Short exercise
From the entries below, say how many lines carry the word "esta", and give nothing but the number.

(Items from a data source)
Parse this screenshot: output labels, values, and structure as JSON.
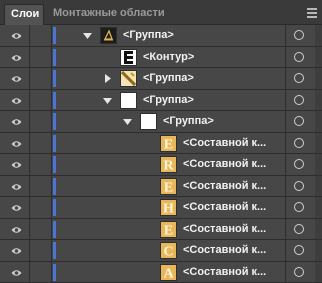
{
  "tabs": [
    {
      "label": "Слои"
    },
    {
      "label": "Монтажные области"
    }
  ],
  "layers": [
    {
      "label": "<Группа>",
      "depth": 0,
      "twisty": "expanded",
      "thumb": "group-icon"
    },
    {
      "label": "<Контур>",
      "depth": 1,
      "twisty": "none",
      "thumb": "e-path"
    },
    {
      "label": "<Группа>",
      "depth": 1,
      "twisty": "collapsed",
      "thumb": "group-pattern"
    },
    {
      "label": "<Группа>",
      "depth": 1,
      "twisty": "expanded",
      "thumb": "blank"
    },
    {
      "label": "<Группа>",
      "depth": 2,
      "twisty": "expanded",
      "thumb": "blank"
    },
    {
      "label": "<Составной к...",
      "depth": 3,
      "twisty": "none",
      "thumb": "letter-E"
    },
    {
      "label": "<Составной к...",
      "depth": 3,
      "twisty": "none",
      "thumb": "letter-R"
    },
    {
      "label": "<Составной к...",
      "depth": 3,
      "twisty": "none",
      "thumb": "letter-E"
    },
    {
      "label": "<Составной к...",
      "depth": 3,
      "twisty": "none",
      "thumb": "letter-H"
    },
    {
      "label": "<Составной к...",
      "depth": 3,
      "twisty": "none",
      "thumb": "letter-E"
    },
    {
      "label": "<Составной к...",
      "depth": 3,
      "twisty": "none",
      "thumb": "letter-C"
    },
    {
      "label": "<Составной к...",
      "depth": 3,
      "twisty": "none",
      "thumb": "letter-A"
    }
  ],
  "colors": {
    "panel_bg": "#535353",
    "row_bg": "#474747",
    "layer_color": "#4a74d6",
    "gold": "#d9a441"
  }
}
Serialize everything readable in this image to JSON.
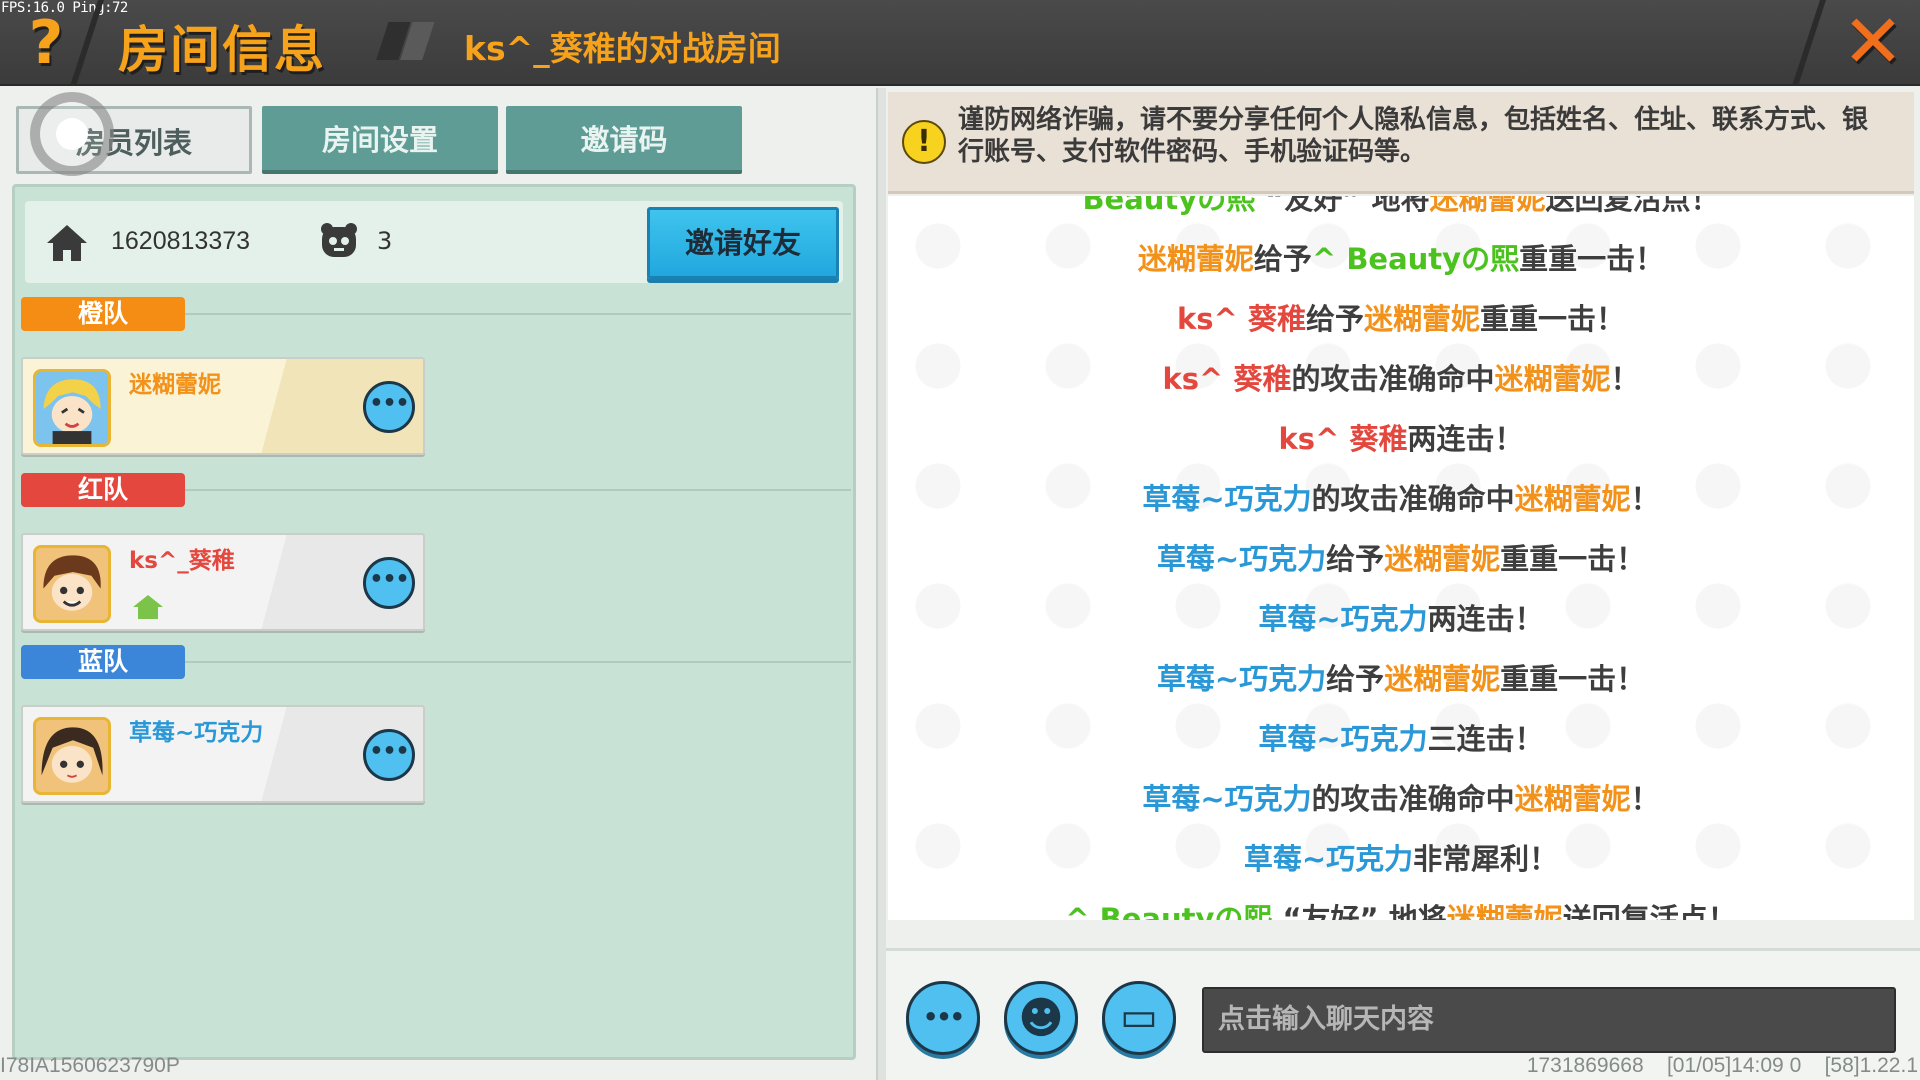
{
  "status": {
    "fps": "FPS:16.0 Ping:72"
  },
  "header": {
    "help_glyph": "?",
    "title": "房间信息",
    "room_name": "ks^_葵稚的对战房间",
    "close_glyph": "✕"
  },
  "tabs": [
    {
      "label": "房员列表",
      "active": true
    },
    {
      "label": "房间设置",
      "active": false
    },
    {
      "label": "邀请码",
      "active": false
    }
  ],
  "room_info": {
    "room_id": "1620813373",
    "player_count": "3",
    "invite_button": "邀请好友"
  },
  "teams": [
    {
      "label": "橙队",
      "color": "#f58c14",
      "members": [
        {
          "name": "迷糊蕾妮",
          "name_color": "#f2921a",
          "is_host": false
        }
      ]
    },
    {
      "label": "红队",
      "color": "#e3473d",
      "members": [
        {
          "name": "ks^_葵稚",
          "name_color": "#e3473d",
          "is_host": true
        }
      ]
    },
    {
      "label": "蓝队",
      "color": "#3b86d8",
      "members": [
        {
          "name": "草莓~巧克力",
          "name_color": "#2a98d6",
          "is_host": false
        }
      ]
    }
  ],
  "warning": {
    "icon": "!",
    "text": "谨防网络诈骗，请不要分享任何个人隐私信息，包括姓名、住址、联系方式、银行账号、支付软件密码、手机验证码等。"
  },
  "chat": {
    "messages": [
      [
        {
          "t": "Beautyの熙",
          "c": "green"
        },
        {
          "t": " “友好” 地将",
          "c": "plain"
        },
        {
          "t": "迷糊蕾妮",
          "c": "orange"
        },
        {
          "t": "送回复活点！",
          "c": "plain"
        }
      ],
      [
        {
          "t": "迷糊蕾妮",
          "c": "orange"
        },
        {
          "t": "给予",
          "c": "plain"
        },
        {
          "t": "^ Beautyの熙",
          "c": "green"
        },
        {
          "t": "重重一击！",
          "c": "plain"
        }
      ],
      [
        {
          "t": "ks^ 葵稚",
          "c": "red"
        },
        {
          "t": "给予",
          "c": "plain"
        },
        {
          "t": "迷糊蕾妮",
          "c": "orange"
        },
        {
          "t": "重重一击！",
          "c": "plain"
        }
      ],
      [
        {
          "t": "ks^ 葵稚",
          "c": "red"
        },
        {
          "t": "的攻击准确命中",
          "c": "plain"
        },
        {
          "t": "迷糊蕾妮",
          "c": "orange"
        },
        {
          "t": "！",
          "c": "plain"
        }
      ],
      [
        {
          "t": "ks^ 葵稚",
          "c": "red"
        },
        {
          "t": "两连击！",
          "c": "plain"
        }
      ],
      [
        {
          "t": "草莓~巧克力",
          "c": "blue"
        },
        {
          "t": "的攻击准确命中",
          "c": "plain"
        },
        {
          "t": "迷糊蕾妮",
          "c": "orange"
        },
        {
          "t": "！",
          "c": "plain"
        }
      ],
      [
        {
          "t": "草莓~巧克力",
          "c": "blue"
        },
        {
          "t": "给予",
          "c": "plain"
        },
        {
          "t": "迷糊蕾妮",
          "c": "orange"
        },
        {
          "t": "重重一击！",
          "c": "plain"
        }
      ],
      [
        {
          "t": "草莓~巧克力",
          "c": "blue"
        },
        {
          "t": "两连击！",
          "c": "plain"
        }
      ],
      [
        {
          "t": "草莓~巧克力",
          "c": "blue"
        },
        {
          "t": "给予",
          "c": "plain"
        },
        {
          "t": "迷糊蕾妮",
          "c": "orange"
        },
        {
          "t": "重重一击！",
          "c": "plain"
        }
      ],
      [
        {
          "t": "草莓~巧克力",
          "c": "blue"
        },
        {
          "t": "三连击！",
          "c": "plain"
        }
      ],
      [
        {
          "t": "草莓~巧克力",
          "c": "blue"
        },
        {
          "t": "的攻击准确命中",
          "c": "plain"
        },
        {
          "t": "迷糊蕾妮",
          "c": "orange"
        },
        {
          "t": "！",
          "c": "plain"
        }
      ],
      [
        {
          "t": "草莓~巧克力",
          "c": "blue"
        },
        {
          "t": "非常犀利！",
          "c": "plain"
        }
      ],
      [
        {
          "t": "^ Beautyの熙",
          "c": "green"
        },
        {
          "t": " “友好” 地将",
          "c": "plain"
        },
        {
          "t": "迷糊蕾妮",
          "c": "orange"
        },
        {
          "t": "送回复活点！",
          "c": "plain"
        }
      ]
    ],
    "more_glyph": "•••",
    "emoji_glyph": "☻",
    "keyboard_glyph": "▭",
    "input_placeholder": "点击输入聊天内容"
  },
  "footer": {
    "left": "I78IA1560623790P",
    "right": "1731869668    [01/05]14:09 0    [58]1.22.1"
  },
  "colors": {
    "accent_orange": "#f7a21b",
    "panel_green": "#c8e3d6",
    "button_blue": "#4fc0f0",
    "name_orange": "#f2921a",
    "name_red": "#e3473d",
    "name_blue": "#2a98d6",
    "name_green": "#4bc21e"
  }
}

---

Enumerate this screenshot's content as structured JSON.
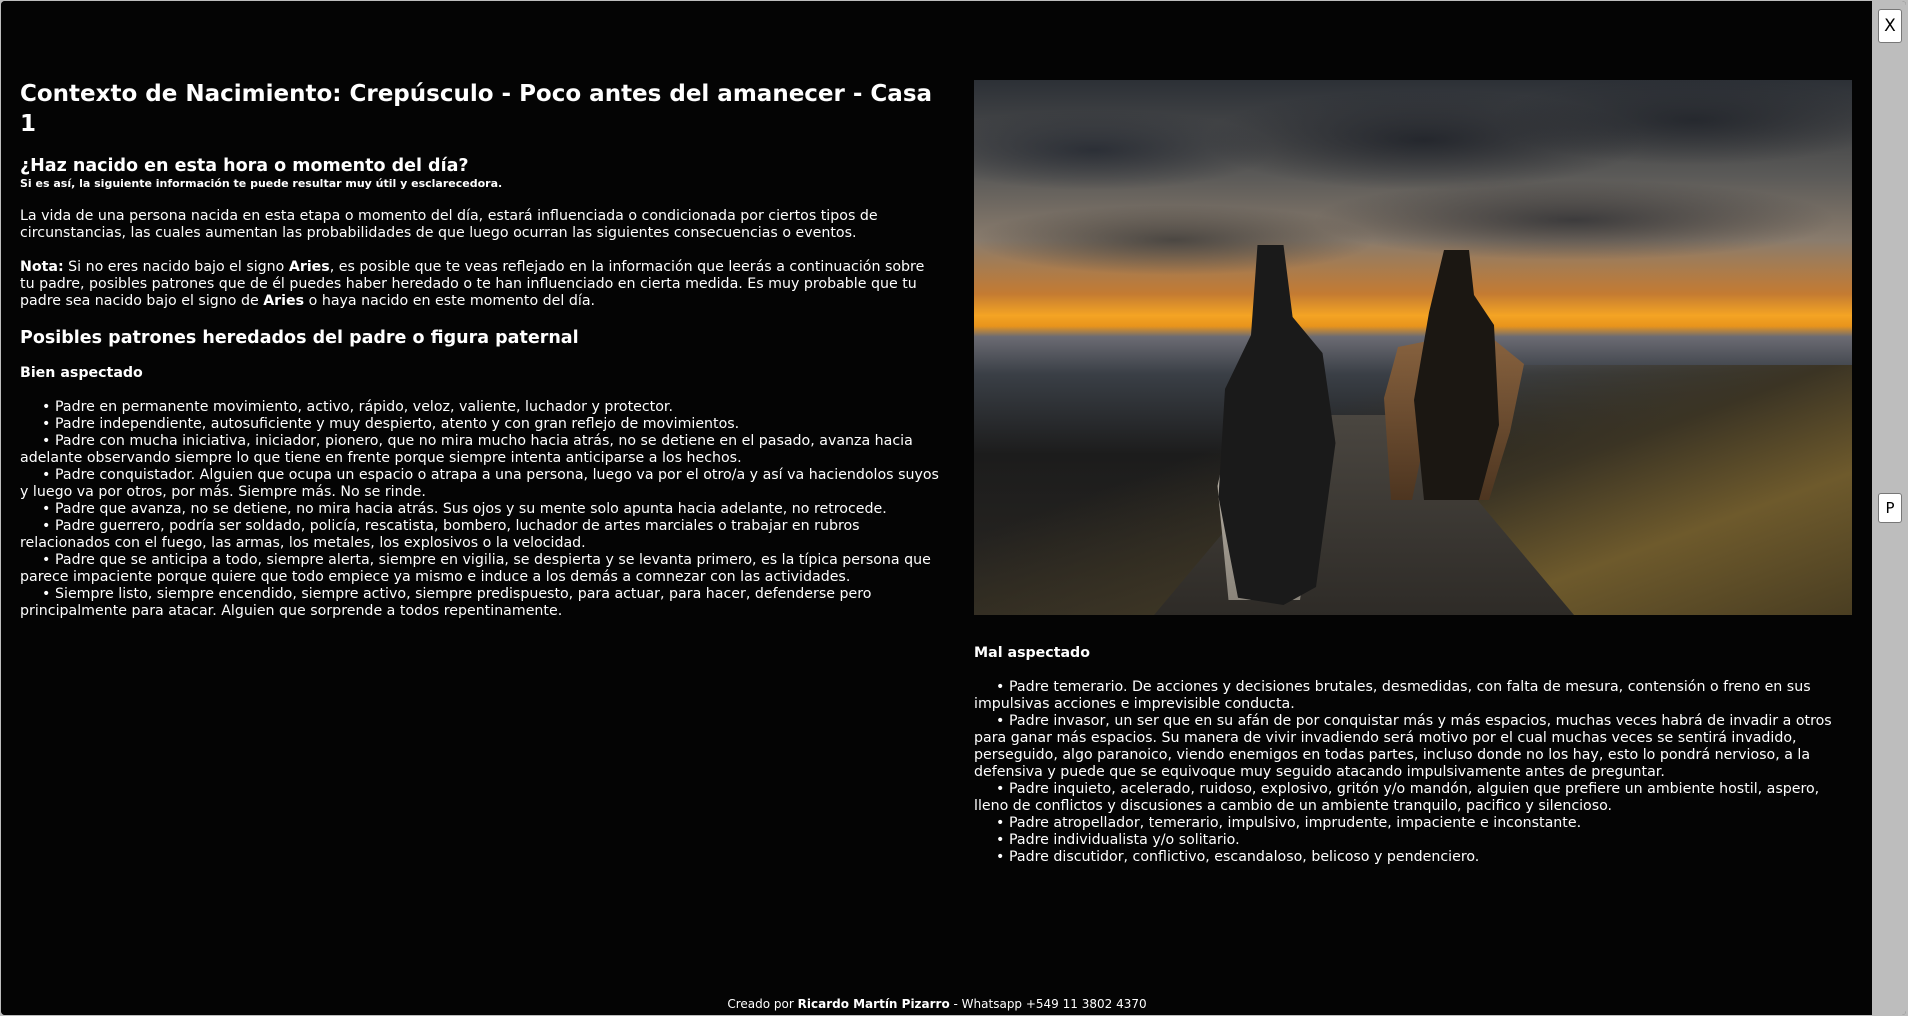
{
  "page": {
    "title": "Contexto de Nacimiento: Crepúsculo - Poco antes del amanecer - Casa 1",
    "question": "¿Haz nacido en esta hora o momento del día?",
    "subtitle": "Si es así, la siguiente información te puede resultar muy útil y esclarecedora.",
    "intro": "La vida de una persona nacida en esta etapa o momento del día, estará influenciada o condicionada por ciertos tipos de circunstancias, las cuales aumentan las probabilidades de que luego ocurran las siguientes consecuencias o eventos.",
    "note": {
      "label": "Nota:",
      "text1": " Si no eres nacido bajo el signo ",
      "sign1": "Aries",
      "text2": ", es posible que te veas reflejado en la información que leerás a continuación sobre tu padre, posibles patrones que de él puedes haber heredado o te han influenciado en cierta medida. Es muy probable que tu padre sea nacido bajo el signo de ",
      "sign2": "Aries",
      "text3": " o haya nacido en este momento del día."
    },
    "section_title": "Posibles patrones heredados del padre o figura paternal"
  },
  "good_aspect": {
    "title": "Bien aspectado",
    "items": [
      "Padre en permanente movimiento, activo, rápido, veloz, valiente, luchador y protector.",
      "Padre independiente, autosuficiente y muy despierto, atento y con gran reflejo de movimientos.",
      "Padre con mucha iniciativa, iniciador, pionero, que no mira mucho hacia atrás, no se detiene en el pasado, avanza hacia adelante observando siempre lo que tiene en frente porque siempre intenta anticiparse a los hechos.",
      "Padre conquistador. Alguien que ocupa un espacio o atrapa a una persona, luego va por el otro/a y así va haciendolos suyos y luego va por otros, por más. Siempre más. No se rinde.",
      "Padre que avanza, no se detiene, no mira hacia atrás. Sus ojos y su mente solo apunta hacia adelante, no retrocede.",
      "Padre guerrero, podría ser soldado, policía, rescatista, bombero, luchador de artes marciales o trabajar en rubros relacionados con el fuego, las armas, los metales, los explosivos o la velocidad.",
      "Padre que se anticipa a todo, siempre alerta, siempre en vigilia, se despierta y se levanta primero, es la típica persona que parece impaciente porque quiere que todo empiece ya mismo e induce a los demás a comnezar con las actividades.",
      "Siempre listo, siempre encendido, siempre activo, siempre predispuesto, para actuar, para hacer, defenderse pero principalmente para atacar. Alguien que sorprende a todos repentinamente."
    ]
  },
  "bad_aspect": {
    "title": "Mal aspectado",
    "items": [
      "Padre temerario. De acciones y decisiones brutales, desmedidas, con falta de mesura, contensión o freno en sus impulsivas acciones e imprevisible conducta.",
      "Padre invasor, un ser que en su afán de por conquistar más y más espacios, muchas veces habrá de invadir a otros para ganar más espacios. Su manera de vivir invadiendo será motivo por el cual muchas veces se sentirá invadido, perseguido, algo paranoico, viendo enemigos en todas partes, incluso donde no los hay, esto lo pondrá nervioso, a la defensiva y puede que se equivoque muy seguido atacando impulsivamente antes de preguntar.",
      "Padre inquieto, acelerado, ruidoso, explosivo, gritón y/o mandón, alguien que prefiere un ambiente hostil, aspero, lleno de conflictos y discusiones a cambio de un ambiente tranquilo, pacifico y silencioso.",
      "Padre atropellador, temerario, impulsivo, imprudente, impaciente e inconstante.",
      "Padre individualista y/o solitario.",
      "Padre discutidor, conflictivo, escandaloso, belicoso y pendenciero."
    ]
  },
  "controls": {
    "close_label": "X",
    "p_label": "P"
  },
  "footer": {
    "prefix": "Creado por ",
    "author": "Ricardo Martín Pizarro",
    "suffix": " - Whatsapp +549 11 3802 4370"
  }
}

Full answer
2